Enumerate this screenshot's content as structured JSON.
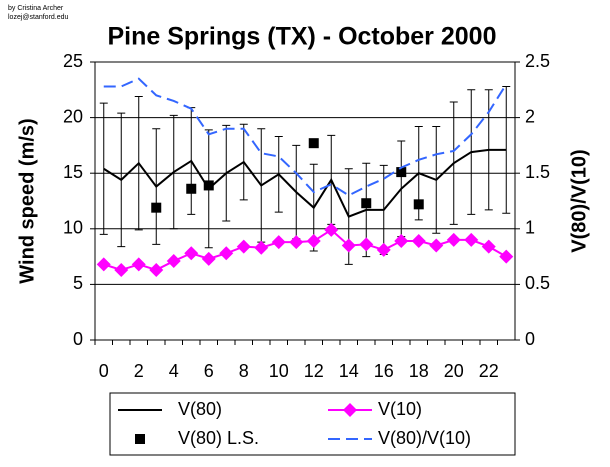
{
  "chart_data": {
    "type": "line",
    "title": "Pine Springs (TX) - October 2000",
    "annotations": [
      "by Cristina Archer",
      "lozej@stanford.edu"
    ],
    "y_label": "Wind speed (m/s)",
    "y2_label": "V(80)/V(10)",
    "categories": [
      0,
      null,
      2,
      null,
      4,
      null,
      6,
      null,
      8,
      null,
      10,
      null,
      12,
      null,
      14,
      null,
      16,
      null,
      18,
      null,
      20,
      null,
      22,
      null
    ],
    "ylim": [
      0,
      25
    ],
    "yticks": [
      0,
      5,
      10,
      15,
      20,
      25
    ],
    "y2lim": [
      0,
      2.5
    ],
    "y2ticks": [
      0,
      0.5,
      1,
      1.5,
      2,
      2.5
    ],
    "grid": true,
    "legend": "bottom",
    "series": [
      {
        "name": "V(80)",
        "type": "line",
        "color": "#000000",
        "values": [
          15.4,
          14.4,
          15.9,
          13.8,
          15.1,
          16.1,
          13.6,
          15.0,
          16.0,
          13.9,
          14.9,
          13.3,
          11.9,
          14.4,
          11.1,
          11.7,
          11.7,
          13.6,
          15.0,
          14.4,
          15.9,
          16.9,
          17.1,
          17.1
        ],
        "errors": [
          5.9,
          6.0,
          6.0,
          5.2,
          5.1,
          4.8,
          5.3,
          4.3,
          3.4,
          5.1,
          3.4,
          4.2,
          3.9,
          4.0,
          4.3,
          4.2,
          4.0,
          4.3,
          4.2,
          4.8,
          5.5,
          5.6,
          5.4,
          5.7
        ]
      },
      {
        "name": "V(10)",
        "type": "line-diamond",
        "color": "#ff00ff",
        "values": [
          6.8,
          6.3,
          6.8,
          6.3,
          7.1,
          7.8,
          7.3,
          7.8,
          8.4,
          8.3,
          8.8,
          8.8,
          8.9,
          9.9,
          8.5,
          8.6,
          8.1,
          8.9,
          8.9,
          8.5,
          9.0,
          9.0,
          8.4,
          7.5
        ]
      },
      {
        "name": "V(80) L.S.",
        "type": "square",
        "color": "#000000",
        "values": [
          null,
          null,
          null,
          11.9,
          null,
          13.6,
          13.9,
          null,
          null,
          null,
          null,
          null,
          17.7,
          null,
          null,
          12.3,
          null,
          15.1,
          12.2,
          null,
          null,
          null,
          null,
          null
        ]
      },
      {
        "name": "V(80)/V(10)",
        "type": "dashed",
        "color": "#3366ff",
        "axis": "y2",
        "values": [
          2.28,
          2.28,
          2.35,
          2.2,
          2.15,
          2.08,
          1.85,
          1.9,
          1.9,
          1.68,
          1.65,
          1.5,
          1.33,
          1.4,
          1.3,
          1.38,
          1.45,
          1.55,
          1.62,
          1.67,
          1.7,
          1.85,
          2.05,
          2.3
        ]
      }
    ]
  }
}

Objective =>
In the listing, find each line with the string "color" and copy it.

Solution for this task =>
        "color": "#000000",
        "color": "#ff00ff",
        "color": "#000000",
        "color": "#3366ff",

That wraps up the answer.